== SET EXERCISE ==
Lay out the lines below as a Markdown table with the columns "No." and "Line", numbering each row and skipping blank lines. Omit the pictures from your table.

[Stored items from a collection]
--- BEGIN ---

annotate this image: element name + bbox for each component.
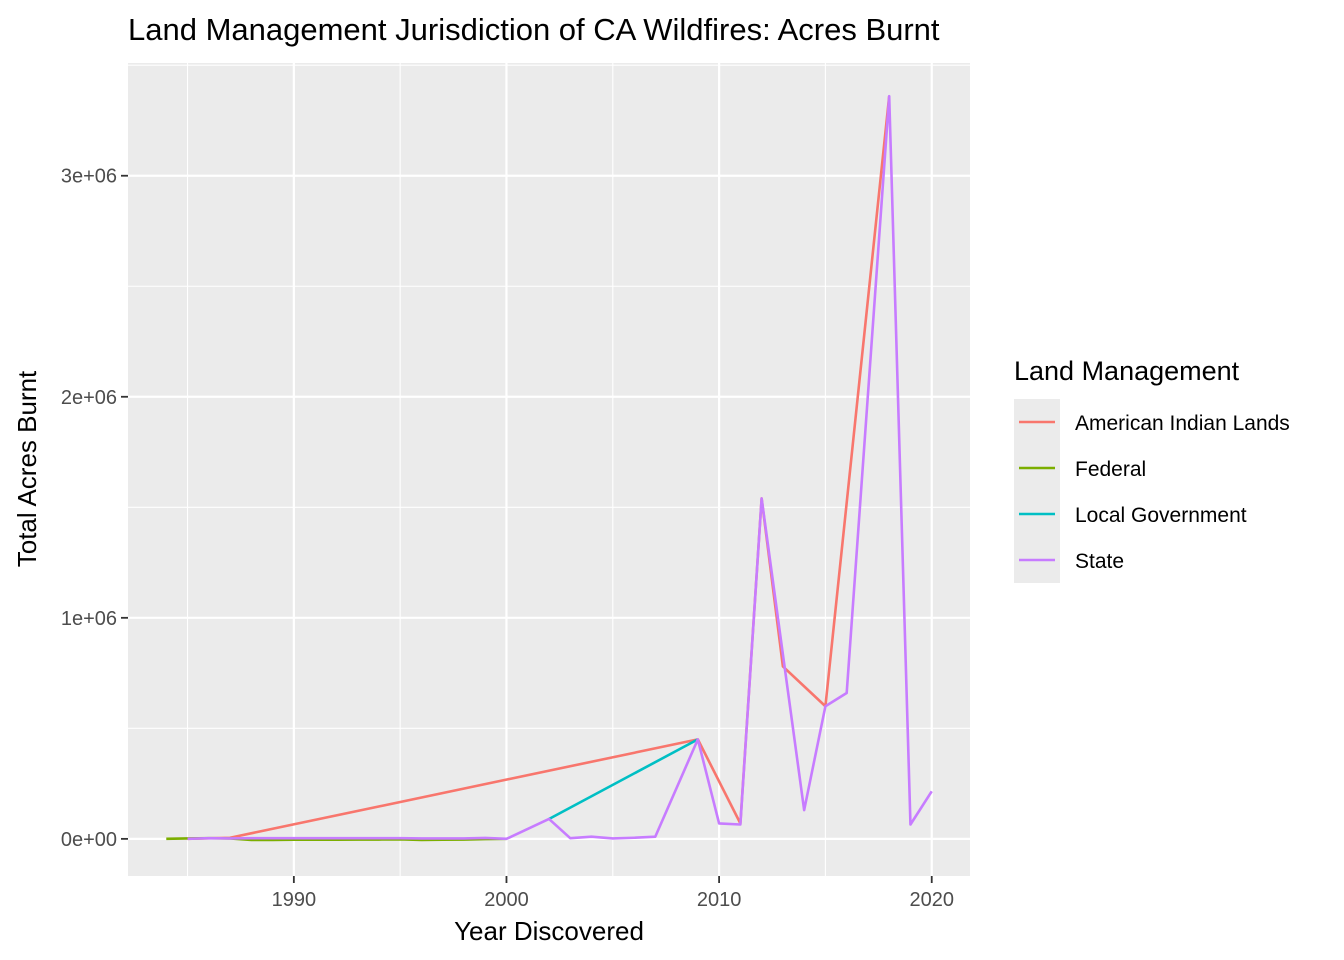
y-tick-label: 1e+06 [61, 608, 117, 630]
y-axis-title: Total Acres Burnt [12, 370, 42, 567]
chart-title: Land Management Jurisdiction of CA Wildf… [128, 12, 940, 47]
y-axis: 0e+00 1e+06 2e+06 3e+06 [61, 166, 128, 851]
minor-gridlines [128, 63, 970, 876]
x-axis: 1990 2000 2010 2020 [272, 876, 954, 911]
major-gridlines [128, 63, 970, 876]
series-lines [166, 94, 933, 842]
legend: Land Management American Indian Lands Fed… [1014, 356, 1290, 583]
y-tick-label: 0e+00 [61, 829, 117, 851]
legend-label-local-government: Local Government [1075, 504, 1247, 527]
plot-panel [128, 63, 970, 876]
x-tick-label: 2020 [909, 889, 954, 911]
y-tick-label: 3e+06 [61, 166, 117, 188]
legend-label-state: State [1075, 550, 1124, 573]
legend-label-federal: Federal [1075, 458, 1146, 481]
series-line-local-government [548, 738, 699, 821]
legend-key-background [1014, 399, 1060, 583]
y-tick-label: 2e+06 [61, 387, 117, 409]
x-tick-label: 2010 [697, 889, 742, 911]
x-tick-label: 2000 [484, 889, 529, 911]
x-tick-label: 1990 [272, 889, 317, 911]
legend-label-american-indian-lands: American Indian Lands [1075, 412, 1290, 435]
x-axis-title: Year Discovered [454, 916, 644, 946]
legend-title: Land Management [1014, 356, 1240, 386]
series-line-state [187, 94, 933, 841]
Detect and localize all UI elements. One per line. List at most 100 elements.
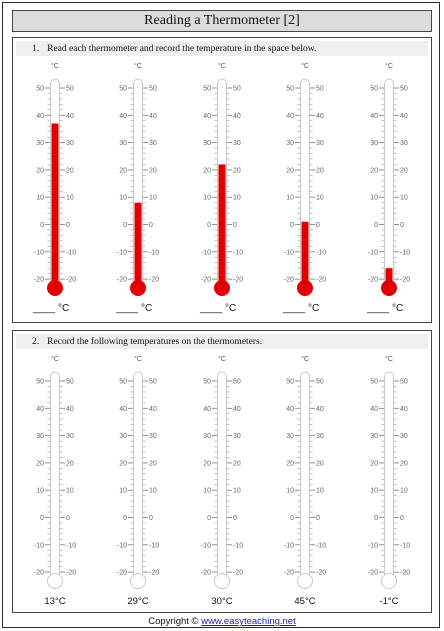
tick-label-left: -20 [368,277,378,284]
tick-label-right: 0 [233,515,237,522]
tick-label-left: 40 [119,113,127,120]
tick-label-left: 10 [370,488,378,495]
tick-label-right: 10 [316,195,324,202]
tick-label-left: 20 [36,460,44,467]
tick-label-left: -10 [368,542,378,549]
tick-label-right: 20 [316,460,324,467]
tick-label-right: 40 [149,113,157,120]
answer-blank[interactable]: ____ °C [116,303,153,314]
target-temperature-label: 29°C [127,596,149,607]
tick-label-left: 30 [203,433,211,440]
tick-label-left: 10 [203,195,211,202]
thermometer-bulb [381,573,397,589]
tick-label-left: -10 [284,249,294,256]
target-temperature-label: 30°C [211,596,233,607]
tick-label-right: 30 [66,433,74,440]
tick-label-left: -10 [201,249,211,256]
tick-label-left: 20 [370,460,378,467]
tick-label-left: 0 [374,222,378,229]
thermometer-bulb [297,573,313,589]
tick-label-left: 30 [370,140,378,147]
tick-label-left: 20 [119,460,127,467]
tick-label-right: 30 [316,140,324,147]
mercury-column [218,164,226,288]
thermometer-5: °C 50 50 40 40 30 30 20 20 10 10 0 0 -10 -10 -20 -20 [368,62,410,296]
tick-label-left: 0 [40,515,44,522]
unit-label: °C [134,62,142,70]
thermometer-1: °C 50 50 40 40 30 30 20 20 10 10 0 0 -10 -10 -20 -20 [34,355,76,589]
tick-label-left: 10 [286,195,294,202]
tick-label-right: 20 [400,167,408,174]
tick-label-right: 0 [316,222,320,229]
tick-label-right: 10 [316,488,324,495]
tick-label-left: 40 [370,113,378,120]
tick-label-left: -20 [34,570,44,577]
tick-label-left: 20 [36,167,44,174]
section1-number: 1. [32,43,40,54]
answer-blank[interactable]: ____ °C [283,303,320,314]
unit-label: °C [301,62,309,70]
tick-label-left: 30 [370,433,378,440]
tick-label-left: -20 [284,570,294,577]
tick-label-left: -20 [284,277,294,284]
tick-label-right: 10 [233,488,241,495]
tick-label-right: 30 [149,140,157,147]
thermometer-tube [300,371,310,580]
tick-label-right: 50 [149,379,157,386]
tick-label-left: 40 [36,113,44,120]
tick-label-left: -20 [201,570,211,577]
tick-label-right: -10 [66,542,76,549]
copyright-link[interactable]: www.easyteaching.net [201,616,296,627]
tick-label-right: -10 [149,249,159,256]
tick-label-right: -20 [66,570,76,577]
thermometer-3: °C 50 50 40 40 30 30 20 20 10 10 0 0 -10 -10 -20 -20 [201,62,243,296]
thermometer-tube [217,371,227,580]
tick-label-right: -10 [233,249,243,256]
target-temperature-label: 13°C [44,596,66,607]
tick-label-right: 20 [149,167,157,174]
tick-label-right: -20 [149,570,159,577]
tick-label-left: 40 [36,406,44,413]
section-read-thermometers: 1. Read each thermometer and record the … [12,37,432,323]
tick-label-right: 30 [400,140,408,147]
tick-label-left: 40 [286,406,294,413]
answer-blank[interactable]: ____ °C [33,303,70,314]
tick-label-right: -20 [66,277,76,284]
tick-label-right: 30 [66,140,74,147]
tick-label-right: 50 [149,86,157,93]
tick-label-right: 40 [233,113,241,120]
tick-label-left: 30 [119,140,127,147]
thermometer-5: °C 50 50 40 40 30 30 20 20 10 10 0 0 -10 -10 -20 -20 [368,355,410,589]
worksheet-title-bar: Reading a Thermometer [2] [12,10,432,32]
tick-label-right: 20 [400,460,408,467]
tick-label-left: 50 [119,86,127,93]
tick-label-right: 50 [400,86,408,93]
answer-blank[interactable]: ____ °C [367,303,404,314]
thermometer-bulb [130,573,146,589]
tick-label-left: 50 [286,379,294,386]
tick-label-left: -10 [34,249,44,256]
tick-label-right: 0 [233,222,237,229]
thermometer-4: °C 50 50 40 40 30 30 20 20 10 10 0 0 -10 -10 -20 -20 [284,62,326,296]
tick-label-left: -10 [284,542,294,549]
tick-label-left: -20 [117,570,127,577]
thermometer-tube [50,371,60,580]
tick-label-left: 50 [203,86,211,93]
answer-blank[interactable]: ____ °C [200,303,237,314]
tick-label-left: -10 [368,249,378,256]
unit-label: °C [218,355,226,363]
tick-label-right: 10 [66,488,74,495]
section-record-temperatures: 2. Record the following temperatures on … [12,330,432,613]
tick-label-left: 0 [123,515,127,522]
tick-label-right: 20 [149,460,157,467]
tick-label-right: 40 [149,406,157,413]
tick-label-right: 40 [233,406,241,413]
tick-label-left: 0 [290,222,294,229]
thermometer-tube [384,371,394,580]
tick-label-right: -20 [400,570,410,577]
section1-header: 1. Read each thermometer and record the … [16,41,428,56]
tick-label-right: -10 [400,542,410,549]
tick-label-right: 40 [400,406,408,413]
tick-label-left: 30 [36,433,44,440]
thermometer-bulb [47,573,63,589]
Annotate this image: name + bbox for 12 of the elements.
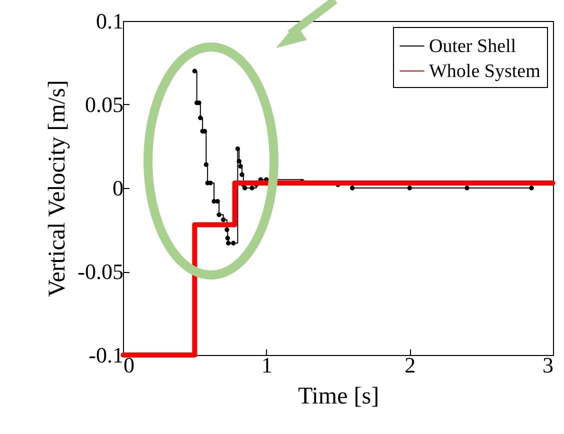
y-tick-label: 0 <box>112 176 124 200</box>
y-tick-label: -0.05 <box>78 259 124 284</box>
x-tick-label: 1 <box>261 352 272 378</box>
y-tick-label: 0.1 <box>96 8 124 34</box>
x-tick-label: 2 <box>404 352 416 378</box>
legend-label: Whole System <box>429 61 541 82</box>
x-axis-title: Time [s] <box>298 384 380 410</box>
x-tick-label: 3 <box>542 352 554 378</box>
y-tick-label: 0.05 <box>85 92 124 117</box>
y-tick-label: -0.1 <box>88 342 124 368</box>
legend-label: Outer Shell <box>429 36 516 57</box>
y-axis-title: Vertical Velocity [m/s] <box>44 80 71 297</box>
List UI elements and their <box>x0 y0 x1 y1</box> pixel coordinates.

--- END ---

== COMPLETE ANSWER ==
| No. | Line |
|---|---|
| 1 | annotate this image: element name + bbox for each component. |
| 2 | y-tick-label: 1e+06 [61, 608, 117, 630] |
| 3 | y-axis-title: Total Acres Burnt [12, 370, 42, 567] |
| 4 | chart-title: Land Management Jurisdiction of CA Wildf… [128, 12, 940, 47] |
| 5 | y-axis: 0e+00 1e+06 2e+06 3e+06 [61, 166, 128, 851] |
| 6 | minor-gridlines [128, 63, 970, 876] |
| 7 | x-axis: 1990 2000 2010 2020 [272, 876, 954, 911] |
| 8 | major-gridlines [128, 63, 970, 876] |
| 9 | series-lines [166, 94, 933, 842] |
| 10 | legend: Land Management American Indian Lands Fed… [1014, 356, 1290, 583] |
| 11 | y-tick-label: 0e+00 [61, 829, 117, 851] |
| 12 | legend-label-local-government: Local Government [1075, 504, 1247, 527] |
| 13 | plot-panel [128, 63, 970, 876] |
| 14 | x-tick-label: 2020 [909, 889, 954, 911] |
| 15 | y-tick-label: 3e+06 [61, 166, 117, 188] |
| 16 | legend-label-state: State [1075, 550, 1124, 573] |
| 17 | legend-label-federal: Federal [1075, 458, 1146, 481] |
| 18 | series-line-local-government [548, 738, 699, 821] |
| 19 | legend-key-background [1014, 399, 1060, 583] |
| 20 | y-tick-label: 2e+06 [61, 387, 117, 409] |
| 21 | x-tick-label: 2010 [697, 889, 742, 911] |
| 22 | x-tick-label: 2000 [484, 889, 529, 911] |
| 23 | x-tick-label: 1990 [272, 889, 317, 911] |
| 24 | legend-label-american-indian-lands: American Indian Lands [1075, 412, 1290, 435] |
| 25 | x-axis-title: Year Discovered [454, 916, 644, 946] |
| 26 | legend-title: Land Management [1014, 356, 1240, 386] |
| 27 | series-line-state [187, 94, 933, 841] |
| 28 | Detect and localize all UI elements. One per line. List at most 100 elements. |
| 29 | tick-label-left: -20 [368,277,378,284] |
| 30 | tick-label-right: 0 [233,515,237,522] |
| 31 | tick-label-left: 40 [119,113,127,120] |
| 32 | tick-label-left: 10 [370,488,378,495] |
| 33 | tick-label-right: 10 [316,195,324,202] |
| 34 | tick-label-left: 20 [36,460,44,467] |
| 35 | tick-label-left: -10 [368,542,378,549] |
| 36 | tick-label-right: 20 [316,460,324,467] |
| 37 | tick-label-right: 40 [149,113,157,120] |
| 38 | answer-blank[interactable]: ____ °C [116,303,153,314] |
| 39 | target-temperature-label: 29°C [127,596,149,607] |
| 40 | tick-label-left: 30 [203,433,211,440] |
| 41 | tick-label-left: 10 [203,195,211,202] |
| 42 | thermometer-bulb [381,573,397,589] |
| 43 | tick-label-left: -10 [284,249,294,256] |
| 44 | target-temperature-label: 30°C [211,596,233,607] |
| 45 | tick-label-right: 30 [66,433,74,440] |
| 46 | tick-label-left: -10 [201,249,211,256] |
| 47 | tick-label-left: 20 [370,460,378,467] |
| 48 | tick-label-left: 0 [374,222,378,229] |
| 49 | thermometer-bulb [297,573,313,589] |
| 50 | tick-label-left: 30 [370,140,378,147] |
| 51 | tick-label-left: 20 [119,460,127,467] |
| 52 | tick-label-right: 30 [316,140,324,147] |
| 53 | mercury-column [218,164,226,288] |
| 54 | thermometer-5: °C 50 50 40 40 30 30 20 20 10 10 0 0 -10 -10 -20 -20 [368,62,410,296] |
| 55 | tick-label-left: 0 [40,515,44,522] |
| 56 | unit-label: °C [134,62,142,70] |
| 57 | thermometer-1: °C 50 50 40 40 30 30 20 20 10 10 0 0 -10 -10 -20 -20 [34,355,76,589] |
| 58 | tick-label-left: 10 [286,195,294,202] |
| 59 | tick-label-right: 20 [400,167,408,174] |
| 60 | tick-label-right: 0 [316,222,320,229] |
| 61 | tick-label-right: 10 [316,488,324,495] |
| 62 | tick-label-left: 40 [370,113,378,120] |
| 63 | tick-label-left: -20 [34,570,44,577] |
| 64 | tick-label-left: 20 [36,167,44,174] |
| 65 | section1-number: 1. [32,43,40,54] |
| 66 | answer-blank[interactable]: ____ °C [283,303,320,314] |
| 67 | unit-label: °C [301,62,309,70] |
| 68 | tick-label-left: 30 [370,433,378,440] |
| 69 | tick-label-left: -20 [284,570,294,577] |
| 70 | tick-label-left: -20 [284,277,294,284] |
| 71 | tick-label-right: 10 [233,488,241,495] |
| 72 | tick-label-right: 30 [149,140,157,147] |
| 73 | thermometer-tube [300,371,310,580] |
| 74 | tick-label-right: 50 [149,379,157,386] |
| 75 | tick-label-left: 40 [36,113,44,120] |
| 76 | tick-label-left: -20 [201,570,211,577] |
| 77 | tick-label-right: -10 [66,542,76,549] |
| 78 | copyright-link[interactable]: www.easyteaching.net [201,616,296,627] |
| 79 | tick-label-right: -10 [149,249,159,256] |
| 80 | tick-label-right: -20 [66,570,76,577] |
| 81 | thermometer-3: °C 50 50 40 40 30 30 20 20 10 10 0 0 -10 -10 -20 -20 [201,62,243,296] |
| 82 | thermometer-tube [217,371,227,580] |
| 83 | tick-label-right: -10 [233,249,243,256] |
| 84 | target-temperature-label: 13°C [44,596,66,607] |
| 85 | tick-label-right: 20 [149,167,157,174] |
| 86 | tick-label-right: -20 [149,570,159,577] |
| 87 | tick-label-left: 40 [36,406,44,413] |
| 88 | section-read-thermometers: 1. Read each thermometer and record the … [12,37,432,323] |
| 89 | tick-label-right: 30 [400,140,408,147] |
| 90 | tick-label-left: 40 [286,406,294,413] |
| 91 | answer-blank[interactable]: ____ °C [33,303,70,314] |
| 92 | tick-label-right: -20 [66,277,76,284] |
| 93 | tick-label-right: 30 [66,140,74,147] |
| 94 | tick-label-right: 50 [149,86,157,93] |
| 95 | tick-label-right: 40 [233,113,241,120] |
| 96 | tick-label-left: 30 [119,140,127,147] |
| 97 | thermometer-5: °C 50 50 40 40 30 30 20 20 10 10 0 0 -10 -10 -20 -20 [368,355,410,589] |
| 98 | worksheet-title-bar: Reading a Thermometer [2] [12,10,432,32] |
| 99 | tick-label-right: 20 [400,460,408,467] |
| 100 | tick-label-left: 50 [119,86,127,93] |
| 101 | tick-label-right: 50 [400,86,408,93] |
| 102 | answer-blank[interactable]: ____ °C [367,303,404,314] |
| 103 | thermometer-bulb [130,573,146,589] |
| 104 | tick-label-left: 50 [286,379,294,386] |
| 105 | tick-label-left: -10 [34,249,44,256] |
| 106 | tick-label-right: 0 [233,222,237,229] |
| 107 | thermometer-4: °C 50 50 40 40 30 30 20 20 10 10 0 0 -10 -10 -20 -20 [284,62,326,296] |
| 108 | tick-label-left: -10 [284,542,294,549] |
| 109 | tick-label-left: -20 [117,570,127,577] |
| 110 | thermometer-tube [50,371,60,580] |
| 111 | tick-label-left: 50 [203,86,211,93] |
| 112 | answer-blank[interactable]: ____ °C [200,303,237,314] |
| 113 | tick-label-left: -10 [368,249,378,256] |
| 114 | unit-label: °C [218,355,226,363] |
| 115 | tick-label-right: 10 [66,488,74,495] |
| 116 | section-record-temperatures: 2. Record the following temperatures on … [12,330,432,613] |
| 117 | tick-label-left: 0 [123,515,127,522] |
| 118 | tick-label-right: 20 [149,460,157,467] |
| 119 | tick-label-right: 40 [149,406,157,413] |
| 120 | tick-label-right: 40 [233,406,241,413] |
| 121 | tick-label-left: 0 [290,222,294,229] |
| 122 | thermometer-tube [384,371,394,580] |
| 123 | tick-label-right: -20 [400,570,410,577] |
| 124 | section1-header: 1. Read each thermometer and record the … [16,41,428,56] |
| 125 | tick-label-right: -10 [400,542,410,549] |
| 126 | tick-label-right: 40 [400,406,408,413] |
| 127 | tick-label-left: 30 [36,433,44,440] |
| 128 | thermometer-bulb [47,573,63,589] |
| 129 | Annotate this image: name + bbox for 12 of the elements. |
| 130 | y-tick-label: 0 <box>112 176 124 200</box> |
| 131 | y-tick-label: -0.05 <box>78 259 124 284</box> |
| 132 | x-tick-label: 1 <box>261 352 272 378</box> |
| 133 | y-tick-label: 0.1 <box>96 8 124 34</box> |
| 134 | x-tick-label: 2 <box>404 352 416 378</box> |
| 135 | legend-label: Whole System <box>429 61 541 82</box> |
| 136 | x-axis-title: Time [s] <box>298 384 380 410</box> |
| 137 | x-tick-label: 3 <box>542 352 554 378</box> |
| 138 | y-tick-label: 0.05 <box>85 92 124 117</box> |
| 139 | y-tick-label: -0.1 <box>88 342 124 368</box> |
| 140 | legend-label: Outer Shell <box>429 36 516 57</box> |
| 141 | y-axis-title: Vertical Velocity [m/s] <box>44 80 71 297</box> |
| 142 | List UI elements and their <box>x0 y0 x1 y1</box> pixel coordinates. |